### [Description of the task]
Every entry below must appear again, exactly as written.

-- start --

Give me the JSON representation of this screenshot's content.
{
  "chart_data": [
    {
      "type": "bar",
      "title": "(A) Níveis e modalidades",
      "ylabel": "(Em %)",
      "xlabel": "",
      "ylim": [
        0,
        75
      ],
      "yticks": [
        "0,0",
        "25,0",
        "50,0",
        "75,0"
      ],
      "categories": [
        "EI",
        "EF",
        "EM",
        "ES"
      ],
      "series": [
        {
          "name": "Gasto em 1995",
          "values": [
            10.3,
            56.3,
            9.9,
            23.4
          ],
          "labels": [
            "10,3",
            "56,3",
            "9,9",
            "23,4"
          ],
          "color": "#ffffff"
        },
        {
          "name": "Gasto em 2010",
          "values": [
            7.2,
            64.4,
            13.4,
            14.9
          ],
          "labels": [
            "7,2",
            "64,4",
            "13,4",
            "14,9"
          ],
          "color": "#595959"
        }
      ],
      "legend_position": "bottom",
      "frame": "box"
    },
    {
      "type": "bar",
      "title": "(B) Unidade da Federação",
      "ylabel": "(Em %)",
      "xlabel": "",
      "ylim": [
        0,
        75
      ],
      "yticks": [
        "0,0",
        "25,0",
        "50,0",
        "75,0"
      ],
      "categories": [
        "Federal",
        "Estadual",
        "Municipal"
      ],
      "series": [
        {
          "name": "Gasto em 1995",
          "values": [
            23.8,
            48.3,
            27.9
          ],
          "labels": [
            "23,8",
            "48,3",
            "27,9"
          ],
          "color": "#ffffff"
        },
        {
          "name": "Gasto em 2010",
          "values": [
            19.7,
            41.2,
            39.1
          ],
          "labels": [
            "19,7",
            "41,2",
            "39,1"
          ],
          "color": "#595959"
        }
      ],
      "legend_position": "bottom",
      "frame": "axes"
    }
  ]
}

-- end --

### [Written reply]
Give me the JSON representation of this screenshot's content.
{
  "chart_data": [
    {
      "type": "bar",
      "title": "(A) Níveis e modalidades",
      "ylabel": "(Em %)",
      "xlabel": "",
      "ylim": [
        0,
        75
      ],
      "yticks": [
        "0,0",
        "25,0",
        "50,0",
        "75,0"
      ],
      "categories": [
        "EI",
        "EF",
        "EM",
        "ES"
      ],
      "series": [
        {
          "name": "Gasto em 1995",
          "values": [
            10.3,
            56.3,
            9.9,
            23.4
          ],
          "labels": [
            "10,3",
            "56,3",
            "9,9",
            "23,4"
          ],
          "color": "#ffffff"
        },
        {
          "name": "Gasto em 2010",
          "values": [
            7.2,
            64.4,
            13.4,
            14.9
          ],
          "labels": [
            "7,2",
            "64,4",
            "13,4",
            "14,9"
          ],
          "color": "#595959"
        }
      ],
      "legend_position": "bottom",
      "frame": "box"
    },
    {
      "type": "bar",
      "title": "(B) Unidade da Federação",
      "ylabel": "(Em %)",
      "xlabel": "",
      "ylim": [
        0,
        75
      ],
      "yticks": [
        "0,0",
        "25,0",
        "50,0",
        "75,0"
      ],
      "categories": [
        "Federal",
        "Estadual",
        "Municipal"
      ],
      "series": [
        {
          "name": "Gasto em 1995",
          "values": [
            23.8,
            48.3,
            27.9
          ],
          "labels": [
            "23,8",
            "48,3",
            "27,9"
          ],
          "color": "#ffffff"
        },
        {
          "name": "Gasto em 2010",
          "values": [
            19.7,
            41.2,
            39.1
          ],
          "labels": [
            "19,7",
            "41,2",
            "39,1"
          ],
          "color": "#595959"
        }
      ],
      "legend_position": "bottom",
      "frame": "axes"
    }
  ]
}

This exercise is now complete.